• **À faire**
A – Pour chacune des affirmations suivantes, dites par oui ou par non si elle concorde avec l'extrait sur L'autre Parole, et citez mot pour mot les termes qui tranchent : (i) le féminisme de L'autre Parole est décrit comme figé ; (ii) ce féminisme agit par la réécriture ; (iii) au Québec, ce féminisme s'oppose aux autres féminismes.
B – Reproduisez à l'identique le passage de l'extrait qui s'ouvre sur les mots contenant « Cette façon d’être » et se ferme sur « du moment présent. ».

Et encore aujourd’hui (2021) nous recevons régulièrement des témoignages qui prouvent que notre existence permet à beaucoup de personnes (des femmes et parfois des hommes) de mieux respirer, de ne pas mourir étouffées sous le poids d’une religion souvent aliénante et déshumanisante.

L’autre Parole incarne la possibilité de renommer le monde et les mythes. (NL)

Le féminisme de L’autre Parole est spirituel, donc pluriel et difficile à cerner en quelques lignes. Si je tente une description concise, je dirais qu’il s’agit d’un féminisme malléable et transformatif. Malléable parce qu’il n’est pas figé, on peut l’alimenter et lui donner forme au fil des enjeux. Transformatif parce que c’est par la réécriture (de la Bible ou du réel) que ce féminisme agit. Sœur Gisèle Turcot parlait de L’autre Parole dans une téléconférence il y a quelques mois et elle disait grosso modo que le féminisme de L’autre Parole permettait de changer les mots pour viser l’égalité homme/femme. C’est une grande qualité et je la retiens comme élément central à notre féminisme qui fait que, même si les perspectives des membres sont parfois opposées sur certains enjeux, nous sommes toutes d’accord pour nommer Dieue et la Christa telles que nous les abordons dans notre cœur. Notre féminisme dit que c’est possible de transformer les discours et les relations, que ce n’est pas un vœu pieux, mais une force spirituelle évolutive.

Cette façon d’être expose aux autres féministes que le potentiel de malléabilité et de transformabilité du monde réside aussi dans la réécriture constante du moment présent.

Au Québec, le féminisme de L’autre Parole fait bon ménage avec les autres féminismes et le mouvement des femmes, en général. (CT)

• **Lignes de données**

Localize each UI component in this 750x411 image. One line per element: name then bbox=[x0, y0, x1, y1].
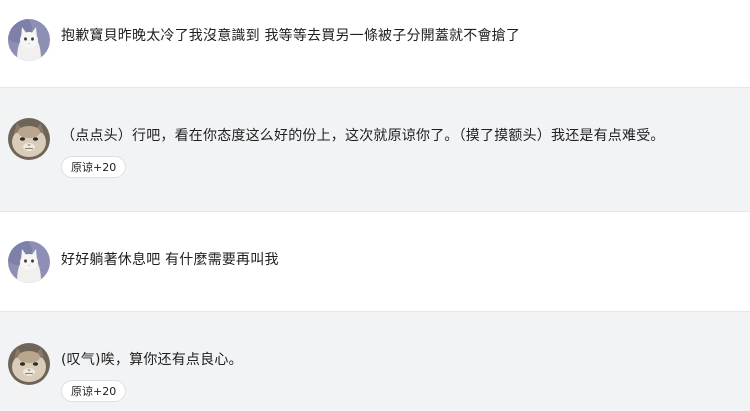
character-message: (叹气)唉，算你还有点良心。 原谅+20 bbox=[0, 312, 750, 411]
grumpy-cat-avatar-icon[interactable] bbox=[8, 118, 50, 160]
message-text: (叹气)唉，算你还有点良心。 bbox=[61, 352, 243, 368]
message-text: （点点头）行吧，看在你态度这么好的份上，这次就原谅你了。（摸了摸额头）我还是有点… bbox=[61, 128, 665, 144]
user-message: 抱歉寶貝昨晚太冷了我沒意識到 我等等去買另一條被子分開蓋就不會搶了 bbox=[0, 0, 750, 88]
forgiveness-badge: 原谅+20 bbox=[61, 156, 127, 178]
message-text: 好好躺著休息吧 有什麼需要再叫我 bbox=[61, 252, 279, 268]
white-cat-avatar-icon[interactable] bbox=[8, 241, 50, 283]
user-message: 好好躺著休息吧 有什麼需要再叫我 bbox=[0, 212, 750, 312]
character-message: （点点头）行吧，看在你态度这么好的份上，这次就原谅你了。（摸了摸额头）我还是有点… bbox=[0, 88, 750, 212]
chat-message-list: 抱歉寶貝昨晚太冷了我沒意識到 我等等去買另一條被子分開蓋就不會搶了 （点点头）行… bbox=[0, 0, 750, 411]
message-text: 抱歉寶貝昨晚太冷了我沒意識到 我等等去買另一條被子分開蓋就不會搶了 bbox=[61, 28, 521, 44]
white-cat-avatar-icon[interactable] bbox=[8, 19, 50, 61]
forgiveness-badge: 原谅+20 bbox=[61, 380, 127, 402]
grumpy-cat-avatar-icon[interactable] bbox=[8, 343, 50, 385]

...

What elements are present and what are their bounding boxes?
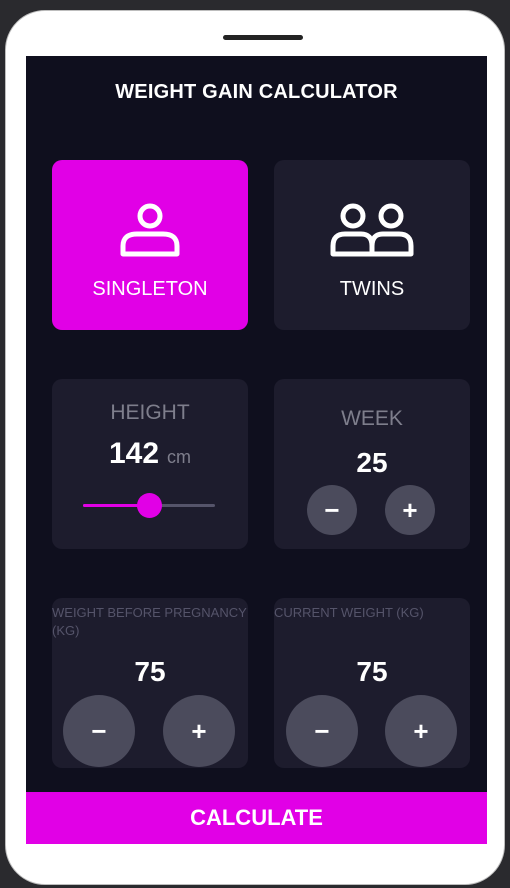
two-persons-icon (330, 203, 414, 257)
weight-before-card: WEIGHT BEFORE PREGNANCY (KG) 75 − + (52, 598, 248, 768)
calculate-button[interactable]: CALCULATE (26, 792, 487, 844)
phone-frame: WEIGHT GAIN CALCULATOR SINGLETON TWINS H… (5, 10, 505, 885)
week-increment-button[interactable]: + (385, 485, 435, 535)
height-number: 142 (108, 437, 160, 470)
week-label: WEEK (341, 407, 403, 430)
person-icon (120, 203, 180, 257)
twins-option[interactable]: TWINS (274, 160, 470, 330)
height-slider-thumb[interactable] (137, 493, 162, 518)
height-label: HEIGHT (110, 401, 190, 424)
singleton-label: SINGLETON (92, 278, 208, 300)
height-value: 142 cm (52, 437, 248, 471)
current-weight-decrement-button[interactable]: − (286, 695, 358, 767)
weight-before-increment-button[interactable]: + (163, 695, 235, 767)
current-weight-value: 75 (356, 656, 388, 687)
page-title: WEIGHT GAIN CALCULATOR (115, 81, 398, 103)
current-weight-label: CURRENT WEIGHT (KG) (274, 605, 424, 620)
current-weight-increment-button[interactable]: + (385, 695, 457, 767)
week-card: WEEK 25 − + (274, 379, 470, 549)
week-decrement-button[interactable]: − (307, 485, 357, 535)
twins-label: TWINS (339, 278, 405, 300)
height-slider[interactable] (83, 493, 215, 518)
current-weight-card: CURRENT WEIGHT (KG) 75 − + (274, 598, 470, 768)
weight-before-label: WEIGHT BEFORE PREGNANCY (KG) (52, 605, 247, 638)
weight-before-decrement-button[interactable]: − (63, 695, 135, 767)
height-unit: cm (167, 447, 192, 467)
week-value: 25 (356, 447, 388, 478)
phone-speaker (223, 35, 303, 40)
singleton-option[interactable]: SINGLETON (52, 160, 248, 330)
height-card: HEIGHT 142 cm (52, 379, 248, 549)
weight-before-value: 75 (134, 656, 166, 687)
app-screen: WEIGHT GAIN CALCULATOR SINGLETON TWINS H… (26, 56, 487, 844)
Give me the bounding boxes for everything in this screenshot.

--

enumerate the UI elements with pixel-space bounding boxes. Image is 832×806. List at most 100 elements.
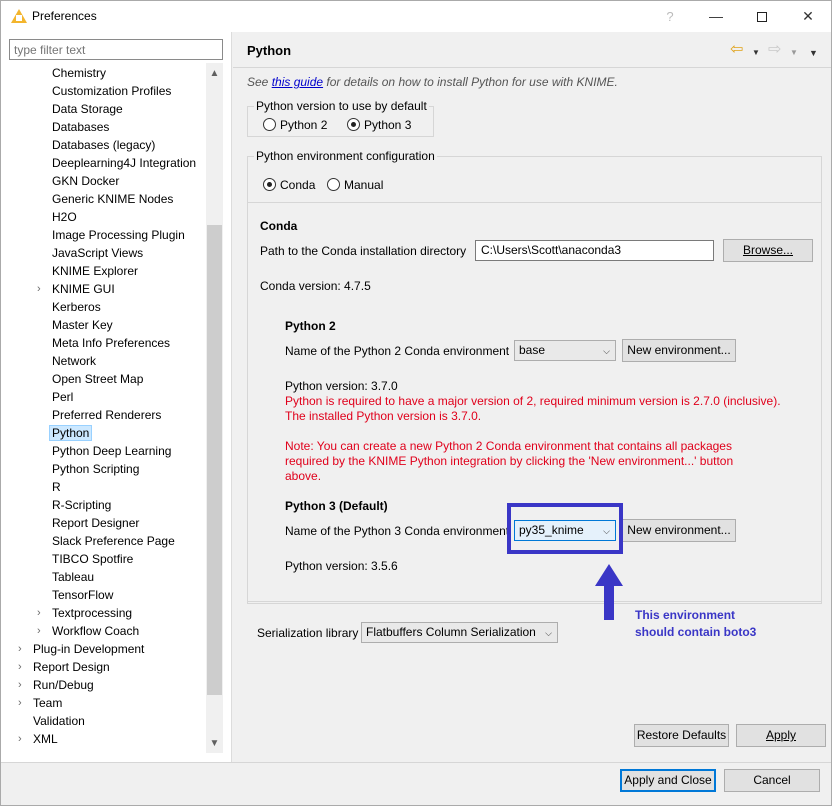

• **Solutions par tâche**
A –
(i) Non : « Malléable parce qu’il n’est pas figé ».
(ii) Oui : « c’est par la réécriture (de la Bible ou du réel) que ce féminisme agit ».
(iii) Non : « le féminisme de L’autre Parole fait bon ménage avec les autres féminismes et le mouvement des femmes, en général ».

B –
Cette façon d’être expose aux autres féministes que le potentiel de malléabilité et de transformabilité du monde réside aussi dans la réécriture constante du moment présent.